Aim of the task: Read the lines below. Copy out any that hold the string "球会友谊".

Source records:
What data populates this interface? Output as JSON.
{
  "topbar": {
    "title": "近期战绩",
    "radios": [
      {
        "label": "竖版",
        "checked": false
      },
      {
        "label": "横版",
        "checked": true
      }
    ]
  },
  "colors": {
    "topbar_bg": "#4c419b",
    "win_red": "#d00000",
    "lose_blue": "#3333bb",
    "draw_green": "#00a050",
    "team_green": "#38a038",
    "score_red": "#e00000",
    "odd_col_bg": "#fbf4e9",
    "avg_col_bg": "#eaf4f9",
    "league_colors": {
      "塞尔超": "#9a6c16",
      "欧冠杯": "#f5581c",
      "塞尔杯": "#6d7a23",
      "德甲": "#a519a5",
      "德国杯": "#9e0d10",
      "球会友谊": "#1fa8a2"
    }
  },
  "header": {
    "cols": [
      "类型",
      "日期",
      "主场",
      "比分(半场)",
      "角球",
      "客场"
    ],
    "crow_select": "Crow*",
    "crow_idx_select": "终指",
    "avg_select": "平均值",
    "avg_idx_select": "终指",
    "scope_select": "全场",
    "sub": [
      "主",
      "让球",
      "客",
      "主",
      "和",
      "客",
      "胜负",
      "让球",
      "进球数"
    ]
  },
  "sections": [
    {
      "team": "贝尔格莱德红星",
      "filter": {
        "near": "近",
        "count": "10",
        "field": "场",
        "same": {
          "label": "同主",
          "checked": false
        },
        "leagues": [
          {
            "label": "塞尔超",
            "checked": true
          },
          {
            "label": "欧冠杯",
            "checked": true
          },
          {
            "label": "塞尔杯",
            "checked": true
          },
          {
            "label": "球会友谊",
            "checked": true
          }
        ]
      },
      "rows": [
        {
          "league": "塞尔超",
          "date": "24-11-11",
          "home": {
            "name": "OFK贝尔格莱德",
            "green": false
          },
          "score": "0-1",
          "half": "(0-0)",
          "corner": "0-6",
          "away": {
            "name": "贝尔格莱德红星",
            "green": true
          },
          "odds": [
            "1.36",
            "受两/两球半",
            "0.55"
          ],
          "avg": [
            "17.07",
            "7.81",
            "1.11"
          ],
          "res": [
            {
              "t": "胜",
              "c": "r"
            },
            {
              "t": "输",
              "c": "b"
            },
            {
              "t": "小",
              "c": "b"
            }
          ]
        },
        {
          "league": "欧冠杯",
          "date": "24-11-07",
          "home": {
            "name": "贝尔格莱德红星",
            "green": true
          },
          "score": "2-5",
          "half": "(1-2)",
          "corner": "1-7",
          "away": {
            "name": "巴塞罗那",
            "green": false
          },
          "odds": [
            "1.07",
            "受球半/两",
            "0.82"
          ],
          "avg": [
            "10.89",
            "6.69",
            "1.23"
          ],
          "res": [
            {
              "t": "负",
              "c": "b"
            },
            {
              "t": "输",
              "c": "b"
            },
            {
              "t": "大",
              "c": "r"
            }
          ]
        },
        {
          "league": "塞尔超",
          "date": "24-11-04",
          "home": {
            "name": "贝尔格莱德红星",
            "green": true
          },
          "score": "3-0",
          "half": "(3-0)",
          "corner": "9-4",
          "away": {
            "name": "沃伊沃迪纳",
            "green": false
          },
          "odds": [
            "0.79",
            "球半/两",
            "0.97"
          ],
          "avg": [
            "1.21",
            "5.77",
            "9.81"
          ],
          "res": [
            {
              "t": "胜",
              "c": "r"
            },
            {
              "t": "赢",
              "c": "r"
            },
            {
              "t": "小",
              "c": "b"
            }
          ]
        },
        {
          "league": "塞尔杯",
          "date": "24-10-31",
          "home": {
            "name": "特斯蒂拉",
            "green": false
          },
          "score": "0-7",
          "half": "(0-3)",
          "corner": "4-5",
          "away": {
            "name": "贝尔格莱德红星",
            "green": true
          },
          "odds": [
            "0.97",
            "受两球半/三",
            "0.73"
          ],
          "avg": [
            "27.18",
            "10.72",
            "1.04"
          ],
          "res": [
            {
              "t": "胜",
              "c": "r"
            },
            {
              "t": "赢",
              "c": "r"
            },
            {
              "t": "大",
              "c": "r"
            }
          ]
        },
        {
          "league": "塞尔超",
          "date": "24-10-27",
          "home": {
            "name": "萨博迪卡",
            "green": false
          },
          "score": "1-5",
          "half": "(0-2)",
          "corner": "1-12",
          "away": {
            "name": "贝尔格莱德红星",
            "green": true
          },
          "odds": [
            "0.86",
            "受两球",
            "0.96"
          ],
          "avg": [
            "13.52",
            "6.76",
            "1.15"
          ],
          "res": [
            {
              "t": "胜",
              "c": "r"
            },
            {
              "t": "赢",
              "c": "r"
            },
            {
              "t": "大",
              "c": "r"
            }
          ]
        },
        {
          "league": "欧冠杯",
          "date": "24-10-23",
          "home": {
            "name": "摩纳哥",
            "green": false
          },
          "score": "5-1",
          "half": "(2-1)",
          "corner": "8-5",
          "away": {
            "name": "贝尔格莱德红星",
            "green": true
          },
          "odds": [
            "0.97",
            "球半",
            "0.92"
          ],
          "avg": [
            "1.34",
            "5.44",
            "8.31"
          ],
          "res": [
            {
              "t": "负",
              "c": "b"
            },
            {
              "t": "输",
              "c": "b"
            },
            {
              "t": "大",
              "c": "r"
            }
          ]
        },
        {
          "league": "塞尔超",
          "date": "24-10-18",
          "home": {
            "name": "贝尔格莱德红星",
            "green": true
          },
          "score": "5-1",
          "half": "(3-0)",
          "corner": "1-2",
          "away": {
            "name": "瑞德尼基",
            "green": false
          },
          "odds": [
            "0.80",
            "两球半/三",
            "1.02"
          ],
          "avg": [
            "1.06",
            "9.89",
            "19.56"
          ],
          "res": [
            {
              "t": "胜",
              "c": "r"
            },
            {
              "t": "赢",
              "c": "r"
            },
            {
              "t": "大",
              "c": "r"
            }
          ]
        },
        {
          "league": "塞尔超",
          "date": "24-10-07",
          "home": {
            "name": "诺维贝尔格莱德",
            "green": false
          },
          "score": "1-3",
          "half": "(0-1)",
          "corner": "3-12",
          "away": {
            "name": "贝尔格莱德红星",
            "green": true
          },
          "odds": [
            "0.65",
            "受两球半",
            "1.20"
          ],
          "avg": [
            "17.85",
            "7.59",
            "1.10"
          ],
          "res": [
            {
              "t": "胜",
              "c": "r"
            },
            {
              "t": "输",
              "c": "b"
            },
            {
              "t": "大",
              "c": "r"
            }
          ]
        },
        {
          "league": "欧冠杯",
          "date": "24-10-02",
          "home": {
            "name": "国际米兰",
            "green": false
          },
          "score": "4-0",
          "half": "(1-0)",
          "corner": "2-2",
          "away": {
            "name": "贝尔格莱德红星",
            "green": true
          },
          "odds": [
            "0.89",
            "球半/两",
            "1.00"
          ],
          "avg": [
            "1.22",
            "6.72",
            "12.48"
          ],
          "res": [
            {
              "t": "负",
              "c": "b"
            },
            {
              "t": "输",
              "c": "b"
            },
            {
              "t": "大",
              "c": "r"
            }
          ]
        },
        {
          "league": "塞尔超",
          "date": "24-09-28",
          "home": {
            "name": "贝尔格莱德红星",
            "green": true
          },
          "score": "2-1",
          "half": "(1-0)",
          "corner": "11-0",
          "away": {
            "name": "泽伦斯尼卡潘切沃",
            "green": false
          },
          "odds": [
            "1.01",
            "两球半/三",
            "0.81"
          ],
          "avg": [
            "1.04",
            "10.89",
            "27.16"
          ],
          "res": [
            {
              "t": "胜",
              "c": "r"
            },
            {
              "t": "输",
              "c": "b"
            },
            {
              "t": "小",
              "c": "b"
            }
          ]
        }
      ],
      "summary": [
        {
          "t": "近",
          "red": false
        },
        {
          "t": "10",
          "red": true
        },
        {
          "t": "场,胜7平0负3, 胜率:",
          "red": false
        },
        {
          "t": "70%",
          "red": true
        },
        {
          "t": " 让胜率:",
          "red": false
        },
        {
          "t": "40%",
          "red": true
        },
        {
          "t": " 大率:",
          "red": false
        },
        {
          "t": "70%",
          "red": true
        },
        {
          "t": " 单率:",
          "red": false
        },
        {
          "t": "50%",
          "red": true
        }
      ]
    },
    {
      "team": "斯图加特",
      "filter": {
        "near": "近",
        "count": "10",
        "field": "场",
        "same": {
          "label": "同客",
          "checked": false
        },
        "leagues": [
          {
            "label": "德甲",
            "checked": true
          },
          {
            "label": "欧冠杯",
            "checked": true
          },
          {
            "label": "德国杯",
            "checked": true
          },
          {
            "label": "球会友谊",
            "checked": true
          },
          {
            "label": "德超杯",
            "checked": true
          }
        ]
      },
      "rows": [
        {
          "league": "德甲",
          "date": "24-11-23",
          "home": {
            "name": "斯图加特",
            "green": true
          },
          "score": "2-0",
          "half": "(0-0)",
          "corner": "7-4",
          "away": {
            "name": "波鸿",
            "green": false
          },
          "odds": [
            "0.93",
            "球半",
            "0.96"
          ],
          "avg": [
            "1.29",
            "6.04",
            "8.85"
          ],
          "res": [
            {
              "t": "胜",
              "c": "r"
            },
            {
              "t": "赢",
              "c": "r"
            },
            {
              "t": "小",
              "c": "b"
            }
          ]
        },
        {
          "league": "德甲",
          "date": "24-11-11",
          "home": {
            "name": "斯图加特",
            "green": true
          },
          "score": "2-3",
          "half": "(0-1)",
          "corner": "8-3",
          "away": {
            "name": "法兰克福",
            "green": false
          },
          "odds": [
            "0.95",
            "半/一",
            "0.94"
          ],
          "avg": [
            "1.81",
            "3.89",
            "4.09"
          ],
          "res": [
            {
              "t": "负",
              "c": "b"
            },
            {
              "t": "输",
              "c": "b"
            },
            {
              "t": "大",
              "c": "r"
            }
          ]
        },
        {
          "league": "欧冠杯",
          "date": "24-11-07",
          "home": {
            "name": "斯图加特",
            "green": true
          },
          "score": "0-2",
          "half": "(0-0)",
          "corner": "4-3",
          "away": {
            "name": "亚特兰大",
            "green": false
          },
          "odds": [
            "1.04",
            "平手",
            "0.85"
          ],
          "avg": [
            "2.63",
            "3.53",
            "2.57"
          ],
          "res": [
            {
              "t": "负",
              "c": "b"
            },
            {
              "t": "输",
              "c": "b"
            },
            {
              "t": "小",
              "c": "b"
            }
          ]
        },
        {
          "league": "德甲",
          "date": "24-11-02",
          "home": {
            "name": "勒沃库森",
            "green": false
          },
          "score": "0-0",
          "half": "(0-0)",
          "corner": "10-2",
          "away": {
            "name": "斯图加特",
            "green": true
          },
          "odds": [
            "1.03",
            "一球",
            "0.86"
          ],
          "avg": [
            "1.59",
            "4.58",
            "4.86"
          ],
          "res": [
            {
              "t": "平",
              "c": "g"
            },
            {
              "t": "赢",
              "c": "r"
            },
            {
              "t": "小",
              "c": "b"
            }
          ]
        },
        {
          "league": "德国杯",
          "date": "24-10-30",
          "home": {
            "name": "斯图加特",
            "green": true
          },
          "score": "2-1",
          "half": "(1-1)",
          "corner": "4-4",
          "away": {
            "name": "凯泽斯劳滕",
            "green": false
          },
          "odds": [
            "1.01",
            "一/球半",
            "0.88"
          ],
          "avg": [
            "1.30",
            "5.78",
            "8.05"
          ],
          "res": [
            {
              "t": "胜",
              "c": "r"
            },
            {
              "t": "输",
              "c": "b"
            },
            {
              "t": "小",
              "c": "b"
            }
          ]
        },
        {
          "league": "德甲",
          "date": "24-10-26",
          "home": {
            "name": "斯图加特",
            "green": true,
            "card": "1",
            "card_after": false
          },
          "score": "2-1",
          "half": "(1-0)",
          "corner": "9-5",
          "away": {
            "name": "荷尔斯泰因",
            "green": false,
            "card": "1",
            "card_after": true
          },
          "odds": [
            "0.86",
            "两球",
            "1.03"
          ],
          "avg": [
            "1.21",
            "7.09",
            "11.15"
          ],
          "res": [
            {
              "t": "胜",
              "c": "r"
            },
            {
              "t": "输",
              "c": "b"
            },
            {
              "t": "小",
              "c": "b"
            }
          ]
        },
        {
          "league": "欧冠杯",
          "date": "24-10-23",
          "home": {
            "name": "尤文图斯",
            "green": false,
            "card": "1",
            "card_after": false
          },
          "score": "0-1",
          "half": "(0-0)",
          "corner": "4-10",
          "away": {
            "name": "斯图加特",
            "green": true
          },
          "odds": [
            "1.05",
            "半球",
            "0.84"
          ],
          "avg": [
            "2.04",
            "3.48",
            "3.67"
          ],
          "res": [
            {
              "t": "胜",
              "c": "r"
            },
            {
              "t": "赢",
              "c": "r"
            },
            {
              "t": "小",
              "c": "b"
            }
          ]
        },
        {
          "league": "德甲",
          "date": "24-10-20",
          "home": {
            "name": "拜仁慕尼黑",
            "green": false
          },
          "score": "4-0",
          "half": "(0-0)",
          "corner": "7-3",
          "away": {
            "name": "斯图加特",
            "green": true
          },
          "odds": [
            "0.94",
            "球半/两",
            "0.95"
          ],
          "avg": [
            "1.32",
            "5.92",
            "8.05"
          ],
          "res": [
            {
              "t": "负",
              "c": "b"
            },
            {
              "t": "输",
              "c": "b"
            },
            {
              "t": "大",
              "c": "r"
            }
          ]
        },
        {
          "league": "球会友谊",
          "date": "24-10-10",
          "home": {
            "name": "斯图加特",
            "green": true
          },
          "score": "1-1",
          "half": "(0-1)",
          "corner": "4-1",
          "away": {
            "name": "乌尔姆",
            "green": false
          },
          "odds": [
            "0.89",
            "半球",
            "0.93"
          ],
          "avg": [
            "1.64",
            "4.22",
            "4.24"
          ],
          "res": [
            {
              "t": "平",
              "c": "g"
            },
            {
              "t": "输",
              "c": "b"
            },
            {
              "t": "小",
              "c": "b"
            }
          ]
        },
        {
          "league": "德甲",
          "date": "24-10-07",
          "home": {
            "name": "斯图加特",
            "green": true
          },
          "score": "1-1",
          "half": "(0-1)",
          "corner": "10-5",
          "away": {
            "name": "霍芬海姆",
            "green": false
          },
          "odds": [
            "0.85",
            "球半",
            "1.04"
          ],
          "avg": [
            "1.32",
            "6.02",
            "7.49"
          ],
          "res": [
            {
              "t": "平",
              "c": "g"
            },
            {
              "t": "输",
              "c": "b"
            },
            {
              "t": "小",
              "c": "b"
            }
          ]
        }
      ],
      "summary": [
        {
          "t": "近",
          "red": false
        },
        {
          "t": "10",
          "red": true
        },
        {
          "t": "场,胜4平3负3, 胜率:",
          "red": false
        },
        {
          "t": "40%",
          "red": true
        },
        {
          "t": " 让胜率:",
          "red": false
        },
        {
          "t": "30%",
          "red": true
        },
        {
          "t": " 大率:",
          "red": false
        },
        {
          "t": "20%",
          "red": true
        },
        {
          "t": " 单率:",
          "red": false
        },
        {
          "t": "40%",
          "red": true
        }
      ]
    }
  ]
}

Complete response:
      "球会友谊": "#1fa8a2"
            "label": "球会友谊",
            "label": "球会友谊",
          "league": "球会友谊",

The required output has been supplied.